• INPUT FOR THIS TASK
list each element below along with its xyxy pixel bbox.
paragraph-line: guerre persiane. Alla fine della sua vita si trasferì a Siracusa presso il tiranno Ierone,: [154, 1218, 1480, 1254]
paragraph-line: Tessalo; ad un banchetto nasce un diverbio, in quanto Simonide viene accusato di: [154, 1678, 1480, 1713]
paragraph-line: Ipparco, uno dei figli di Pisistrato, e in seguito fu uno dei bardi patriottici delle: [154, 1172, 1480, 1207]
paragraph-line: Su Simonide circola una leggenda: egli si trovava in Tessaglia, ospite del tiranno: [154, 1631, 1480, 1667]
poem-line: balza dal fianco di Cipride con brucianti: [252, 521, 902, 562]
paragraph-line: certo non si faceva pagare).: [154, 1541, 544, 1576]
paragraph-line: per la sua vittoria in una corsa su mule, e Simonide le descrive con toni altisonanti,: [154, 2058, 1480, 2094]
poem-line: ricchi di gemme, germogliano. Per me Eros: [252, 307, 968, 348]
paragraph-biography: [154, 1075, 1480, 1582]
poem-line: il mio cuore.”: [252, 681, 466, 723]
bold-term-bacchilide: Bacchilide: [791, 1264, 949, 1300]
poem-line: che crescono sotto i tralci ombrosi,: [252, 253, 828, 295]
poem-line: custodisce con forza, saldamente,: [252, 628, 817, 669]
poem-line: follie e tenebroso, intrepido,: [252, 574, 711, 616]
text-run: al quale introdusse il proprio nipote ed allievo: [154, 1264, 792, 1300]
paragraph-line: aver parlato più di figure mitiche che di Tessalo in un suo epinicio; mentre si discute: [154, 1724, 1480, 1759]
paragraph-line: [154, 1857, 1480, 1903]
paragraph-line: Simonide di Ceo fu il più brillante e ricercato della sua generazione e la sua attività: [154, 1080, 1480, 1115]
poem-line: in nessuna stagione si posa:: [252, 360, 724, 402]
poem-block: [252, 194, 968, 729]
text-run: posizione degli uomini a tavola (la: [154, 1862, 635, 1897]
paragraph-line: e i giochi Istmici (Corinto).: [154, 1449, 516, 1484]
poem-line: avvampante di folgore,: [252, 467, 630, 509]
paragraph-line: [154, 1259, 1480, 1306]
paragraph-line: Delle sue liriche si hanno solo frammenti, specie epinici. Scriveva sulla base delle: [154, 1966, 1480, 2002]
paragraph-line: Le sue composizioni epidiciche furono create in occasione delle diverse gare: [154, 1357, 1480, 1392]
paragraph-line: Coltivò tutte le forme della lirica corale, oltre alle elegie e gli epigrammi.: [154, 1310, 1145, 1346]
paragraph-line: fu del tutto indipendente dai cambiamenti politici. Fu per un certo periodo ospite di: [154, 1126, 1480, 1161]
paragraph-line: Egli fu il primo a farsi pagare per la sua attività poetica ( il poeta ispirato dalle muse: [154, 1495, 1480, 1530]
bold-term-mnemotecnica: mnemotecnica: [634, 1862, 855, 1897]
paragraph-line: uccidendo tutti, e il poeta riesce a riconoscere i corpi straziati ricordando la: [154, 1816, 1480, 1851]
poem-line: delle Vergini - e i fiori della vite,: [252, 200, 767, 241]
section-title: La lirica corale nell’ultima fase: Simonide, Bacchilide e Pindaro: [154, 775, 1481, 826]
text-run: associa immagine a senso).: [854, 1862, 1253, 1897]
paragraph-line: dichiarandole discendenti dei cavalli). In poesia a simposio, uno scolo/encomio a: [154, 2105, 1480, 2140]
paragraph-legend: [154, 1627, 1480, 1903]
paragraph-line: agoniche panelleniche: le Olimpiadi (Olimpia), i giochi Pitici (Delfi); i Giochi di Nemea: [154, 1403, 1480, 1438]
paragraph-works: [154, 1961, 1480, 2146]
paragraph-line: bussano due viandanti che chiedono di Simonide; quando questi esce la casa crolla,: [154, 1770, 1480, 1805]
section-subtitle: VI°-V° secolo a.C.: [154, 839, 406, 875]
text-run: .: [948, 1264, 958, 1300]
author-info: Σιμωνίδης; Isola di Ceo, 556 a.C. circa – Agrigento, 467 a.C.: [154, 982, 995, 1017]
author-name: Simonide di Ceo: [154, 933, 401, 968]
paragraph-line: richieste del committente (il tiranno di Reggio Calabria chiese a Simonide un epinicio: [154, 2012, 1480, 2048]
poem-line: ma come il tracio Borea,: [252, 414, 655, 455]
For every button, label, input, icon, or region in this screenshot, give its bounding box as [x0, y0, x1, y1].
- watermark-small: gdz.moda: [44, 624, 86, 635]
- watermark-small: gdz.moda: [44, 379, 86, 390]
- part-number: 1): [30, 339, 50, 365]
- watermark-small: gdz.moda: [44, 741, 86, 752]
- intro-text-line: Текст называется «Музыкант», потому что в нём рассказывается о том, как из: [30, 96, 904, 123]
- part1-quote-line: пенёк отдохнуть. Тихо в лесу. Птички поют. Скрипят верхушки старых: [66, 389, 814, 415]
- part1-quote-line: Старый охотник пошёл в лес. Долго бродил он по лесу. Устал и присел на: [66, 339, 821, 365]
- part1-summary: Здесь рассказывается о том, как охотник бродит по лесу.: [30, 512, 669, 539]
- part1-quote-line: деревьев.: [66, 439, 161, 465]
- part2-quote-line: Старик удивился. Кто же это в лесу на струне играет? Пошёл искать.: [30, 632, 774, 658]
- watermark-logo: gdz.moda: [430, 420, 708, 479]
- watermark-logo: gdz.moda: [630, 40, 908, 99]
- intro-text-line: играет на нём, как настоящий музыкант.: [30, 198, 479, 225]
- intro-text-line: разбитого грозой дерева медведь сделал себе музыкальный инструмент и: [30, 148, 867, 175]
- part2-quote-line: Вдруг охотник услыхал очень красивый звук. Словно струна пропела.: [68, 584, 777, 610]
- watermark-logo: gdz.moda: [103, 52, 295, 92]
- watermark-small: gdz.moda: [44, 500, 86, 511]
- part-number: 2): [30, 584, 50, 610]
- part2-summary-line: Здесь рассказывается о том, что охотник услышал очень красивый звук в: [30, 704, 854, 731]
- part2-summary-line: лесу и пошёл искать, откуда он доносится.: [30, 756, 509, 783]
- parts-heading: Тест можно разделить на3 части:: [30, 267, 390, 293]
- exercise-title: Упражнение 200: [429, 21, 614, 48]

• YOUR TASK
Reproduce the rows above without any change, from the first line through the line that contains "paragraph-line: Tessalo; ad", including both of those lines.

• TASK RESPONSE
list each element below along with its xyxy pixel bbox.
paragraph-line: guerre persiane. Alla fine della sua vita si trasferì a Siracusa presso il tiranno Ierone,: [154, 1218, 1480, 1254]
paragraph-line: Tessalo; ad un banchetto nasce un diverbio, in quanto Simonide viene accusato di: [154, 1678, 1480, 1713]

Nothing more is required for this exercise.